▽

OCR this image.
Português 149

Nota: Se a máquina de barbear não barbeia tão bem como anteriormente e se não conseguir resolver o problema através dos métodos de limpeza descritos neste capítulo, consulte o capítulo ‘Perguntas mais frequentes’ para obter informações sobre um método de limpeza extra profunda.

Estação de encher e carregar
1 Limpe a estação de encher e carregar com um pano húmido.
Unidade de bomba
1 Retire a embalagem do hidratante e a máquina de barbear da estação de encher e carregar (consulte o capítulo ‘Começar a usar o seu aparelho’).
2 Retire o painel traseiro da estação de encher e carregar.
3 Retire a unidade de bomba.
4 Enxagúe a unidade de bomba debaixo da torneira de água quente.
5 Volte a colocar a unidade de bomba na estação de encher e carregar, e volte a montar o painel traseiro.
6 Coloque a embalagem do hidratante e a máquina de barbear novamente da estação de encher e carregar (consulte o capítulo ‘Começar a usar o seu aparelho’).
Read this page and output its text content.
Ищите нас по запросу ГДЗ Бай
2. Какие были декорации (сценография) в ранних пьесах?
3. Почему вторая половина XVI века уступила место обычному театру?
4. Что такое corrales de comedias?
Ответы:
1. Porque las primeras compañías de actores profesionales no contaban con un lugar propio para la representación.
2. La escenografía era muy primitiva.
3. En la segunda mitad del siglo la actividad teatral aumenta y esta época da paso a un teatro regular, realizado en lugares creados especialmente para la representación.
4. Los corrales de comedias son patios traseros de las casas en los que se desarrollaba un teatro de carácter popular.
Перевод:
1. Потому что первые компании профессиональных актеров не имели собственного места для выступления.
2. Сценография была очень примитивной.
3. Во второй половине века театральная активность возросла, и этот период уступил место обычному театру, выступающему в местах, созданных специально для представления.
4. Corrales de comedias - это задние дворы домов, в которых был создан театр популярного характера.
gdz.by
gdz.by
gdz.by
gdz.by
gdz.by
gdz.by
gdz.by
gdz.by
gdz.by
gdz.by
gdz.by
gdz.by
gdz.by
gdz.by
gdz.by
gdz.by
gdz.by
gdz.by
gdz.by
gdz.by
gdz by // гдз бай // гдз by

△

**Exercise instructions:** Using the records given above, list every line that includes the word "comedias".

**Result of this exercise:**
4. Что такое corrales de comedias?
4. Los corrales de comedias son patios traseros de las casas en los que se desarrollaba un teatro de carácter popular.
4. Corrales de comedias - это задние дворы домов, в которых был создан театр популярного характера.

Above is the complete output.